Wow, I've never heard anyone call Brian May's guitar tone bad. His is probably the earliest distorted guitar tone that I consider good.


----------



## Abaddon9112 (Aug 10, 2013)

yingmin said:


> Wow, I've never heard anyone call Brian May's guitar tone bad. His is probably the earliest distorted guitar tone that I consider good.



Yeah seriously. Brian May's tone is pretty much my favorite guitar tone period. 

One day, I'm going to own nine AC30s and a Rangemaster, and I shall die a happy man


----------



## MontaraMike (Aug 10, 2013)

TheBloodstained said:


> I always thought that Mattias IA Eklundh had a funny sounding tone. He makes it work though. Kudos to the man




first 2 seconds and I was hooked LOL!


----------



## Yo_Wattup (Aug 11, 2013)

ittoa666 said:


> Why so much hate for the HM-2 tone? That shit is amazing.

⁂

→ **STATED EXERCISE 1**
In the rows, from the start through the line containing "wall-wc4-top — [613, 163, 665, 168]", substitute "standing-lamp" for every "floor-lamp" and write out that stretch with nothing else altered.
The forum thread and the rows come from unrelated sources.

(Element placement data)

⁂

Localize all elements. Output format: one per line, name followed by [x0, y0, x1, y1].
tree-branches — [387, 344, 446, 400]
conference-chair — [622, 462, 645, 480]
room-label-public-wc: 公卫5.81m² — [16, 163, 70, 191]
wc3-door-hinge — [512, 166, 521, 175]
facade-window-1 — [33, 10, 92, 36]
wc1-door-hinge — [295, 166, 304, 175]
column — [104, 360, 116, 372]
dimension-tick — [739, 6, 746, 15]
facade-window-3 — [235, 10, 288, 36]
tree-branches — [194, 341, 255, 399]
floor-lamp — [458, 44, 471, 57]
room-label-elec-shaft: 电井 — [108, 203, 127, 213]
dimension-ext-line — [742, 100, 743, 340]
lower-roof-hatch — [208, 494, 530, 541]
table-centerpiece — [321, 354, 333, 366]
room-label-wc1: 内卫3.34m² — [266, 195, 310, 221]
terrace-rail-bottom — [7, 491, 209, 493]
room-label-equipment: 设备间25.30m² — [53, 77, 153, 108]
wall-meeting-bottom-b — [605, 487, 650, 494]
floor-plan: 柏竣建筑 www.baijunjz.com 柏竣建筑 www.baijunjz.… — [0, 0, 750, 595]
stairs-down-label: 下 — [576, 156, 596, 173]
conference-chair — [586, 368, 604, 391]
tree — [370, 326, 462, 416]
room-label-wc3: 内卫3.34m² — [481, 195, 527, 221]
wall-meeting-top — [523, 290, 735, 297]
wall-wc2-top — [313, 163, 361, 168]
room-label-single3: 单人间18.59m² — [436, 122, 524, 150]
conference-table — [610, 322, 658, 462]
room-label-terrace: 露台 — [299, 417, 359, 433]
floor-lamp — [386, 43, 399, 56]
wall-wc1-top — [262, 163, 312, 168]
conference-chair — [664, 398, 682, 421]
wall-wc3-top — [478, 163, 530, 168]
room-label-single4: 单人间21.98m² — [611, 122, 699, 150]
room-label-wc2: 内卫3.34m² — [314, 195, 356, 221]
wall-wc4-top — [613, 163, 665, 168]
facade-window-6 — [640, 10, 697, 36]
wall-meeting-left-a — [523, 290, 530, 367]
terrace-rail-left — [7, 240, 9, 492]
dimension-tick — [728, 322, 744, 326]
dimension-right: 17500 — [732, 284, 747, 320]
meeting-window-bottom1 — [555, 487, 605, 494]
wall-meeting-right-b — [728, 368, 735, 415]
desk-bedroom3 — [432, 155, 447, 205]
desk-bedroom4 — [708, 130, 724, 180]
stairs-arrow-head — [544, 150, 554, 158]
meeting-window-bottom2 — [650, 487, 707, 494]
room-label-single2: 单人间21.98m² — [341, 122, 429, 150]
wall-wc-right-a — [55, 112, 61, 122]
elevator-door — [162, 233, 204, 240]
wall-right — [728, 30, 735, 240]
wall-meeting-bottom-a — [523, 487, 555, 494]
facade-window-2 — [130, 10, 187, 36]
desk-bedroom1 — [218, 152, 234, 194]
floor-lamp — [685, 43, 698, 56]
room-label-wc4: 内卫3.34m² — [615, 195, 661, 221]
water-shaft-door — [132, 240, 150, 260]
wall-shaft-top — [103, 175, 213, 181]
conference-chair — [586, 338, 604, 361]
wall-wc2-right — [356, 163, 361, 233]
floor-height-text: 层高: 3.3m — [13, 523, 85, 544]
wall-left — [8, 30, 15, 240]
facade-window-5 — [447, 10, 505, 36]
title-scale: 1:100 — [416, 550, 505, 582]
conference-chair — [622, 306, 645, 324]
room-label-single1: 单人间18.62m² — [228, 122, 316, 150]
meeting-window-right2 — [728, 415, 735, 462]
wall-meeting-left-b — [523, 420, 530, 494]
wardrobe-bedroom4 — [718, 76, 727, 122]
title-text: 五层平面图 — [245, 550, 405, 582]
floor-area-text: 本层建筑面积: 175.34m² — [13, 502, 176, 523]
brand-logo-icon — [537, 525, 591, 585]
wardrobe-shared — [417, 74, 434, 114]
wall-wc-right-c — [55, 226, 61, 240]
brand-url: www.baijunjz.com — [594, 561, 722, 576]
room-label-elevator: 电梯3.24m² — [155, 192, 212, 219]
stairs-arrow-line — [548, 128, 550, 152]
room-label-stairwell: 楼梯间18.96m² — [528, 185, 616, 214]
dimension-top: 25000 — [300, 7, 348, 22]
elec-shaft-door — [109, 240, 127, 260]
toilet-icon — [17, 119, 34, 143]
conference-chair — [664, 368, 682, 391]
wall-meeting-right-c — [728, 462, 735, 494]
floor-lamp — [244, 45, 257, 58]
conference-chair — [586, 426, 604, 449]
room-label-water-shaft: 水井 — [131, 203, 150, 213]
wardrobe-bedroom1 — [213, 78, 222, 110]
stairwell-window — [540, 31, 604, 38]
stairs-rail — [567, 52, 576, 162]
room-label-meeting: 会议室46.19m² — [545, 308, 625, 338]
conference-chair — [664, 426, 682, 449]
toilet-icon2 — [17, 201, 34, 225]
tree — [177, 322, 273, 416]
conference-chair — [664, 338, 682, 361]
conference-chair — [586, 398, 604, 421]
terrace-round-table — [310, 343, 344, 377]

⁂

→ **STATED EXERCISE 2**
Answer from the forum thread:
(a) Whose guitar tone does Abaddon9112 call pretty much a favorite guitar tone?
(b) Which guitarist does TheBloodstained say had a funny sounding tone?
(c) Which tone does ittoa666 ask about?

→ **WRITTEN REPLY 1**
Localize all elements. Output format: one per line, name followed by [x0, y0, x1, y1].
tree-branches — [387, 344, 446, 400]
conference-chair — [622, 462, 645, 480]
room-label-public-wc: 公卫5.81m² — [16, 163, 70, 191]
wc3-door-hinge — [512, 166, 521, 175]
facade-window-1 — [33, 10, 92, 36]
wc1-door-hinge — [295, 166, 304, 175]
column — [104, 360, 116, 372]
dimension-tick — [739, 6, 746, 15]
facade-window-3 — [235, 10, 288, 36]
tree-branches — [194, 341, 255, 399]
standing-lamp — [458, 44, 471, 57]
room-label-elec-shaft: 电井 — [108, 203, 127, 213]
dimension-ext-line — [742, 100, 743, 340]
lower-roof-hatch — [208, 494, 530, 541]
table-centerpiece — [321, 354, 333, 366]
room-label-wc1: 内卫3.34m² — [266, 195, 310, 221]
terrace-rail-bottom — [7, 491, 209, 493]
room-label-equipment: 设备间25.30m² — [53, 77, 153, 108]
wall-meeting-bottom-b — [605, 487, 650, 494]
floor-plan: 柏竣建筑 www.baijunjz.com 柏竣建筑 www.baijunjz.… — [0, 0, 750, 595]
stairs-down-label: 下 — [576, 156, 596, 173]
conference-chair — [586, 368, 604, 391]
tree — [370, 326, 462, 416]
room-label-wc3: 内卫3.34m² — [481, 195, 527, 221]
wall-meeting-top — [523, 290, 735, 297]
wall-wc2-top — [313, 163, 361, 168]
room-label-single3: 单人间18.59m² — [436, 122, 524, 150]
conference-table — [610, 322, 658, 462]
room-label-terrace: 露台 — [299, 417, 359, 433]
standing-lamp — [386, 43, 399, 56]
wall-wc1-top — [262, 163, 312, 168]
conference-chair — [664, 398, 682, 421]
wall-wc3-top — [478, 163, 530, 168]
room-label-single4: 单人间21.98m² — [611, 122, 699, 150]
room-label-wc2: 内卫3.34m² — [314, 195, 356, 221]
wall-wc4-top — [613, 163, 665, 168]

→ **WRITTEN REPLY 2**
(a) Brian May's
(b) Mattias IA Eklundh
(c) The HM-2 tone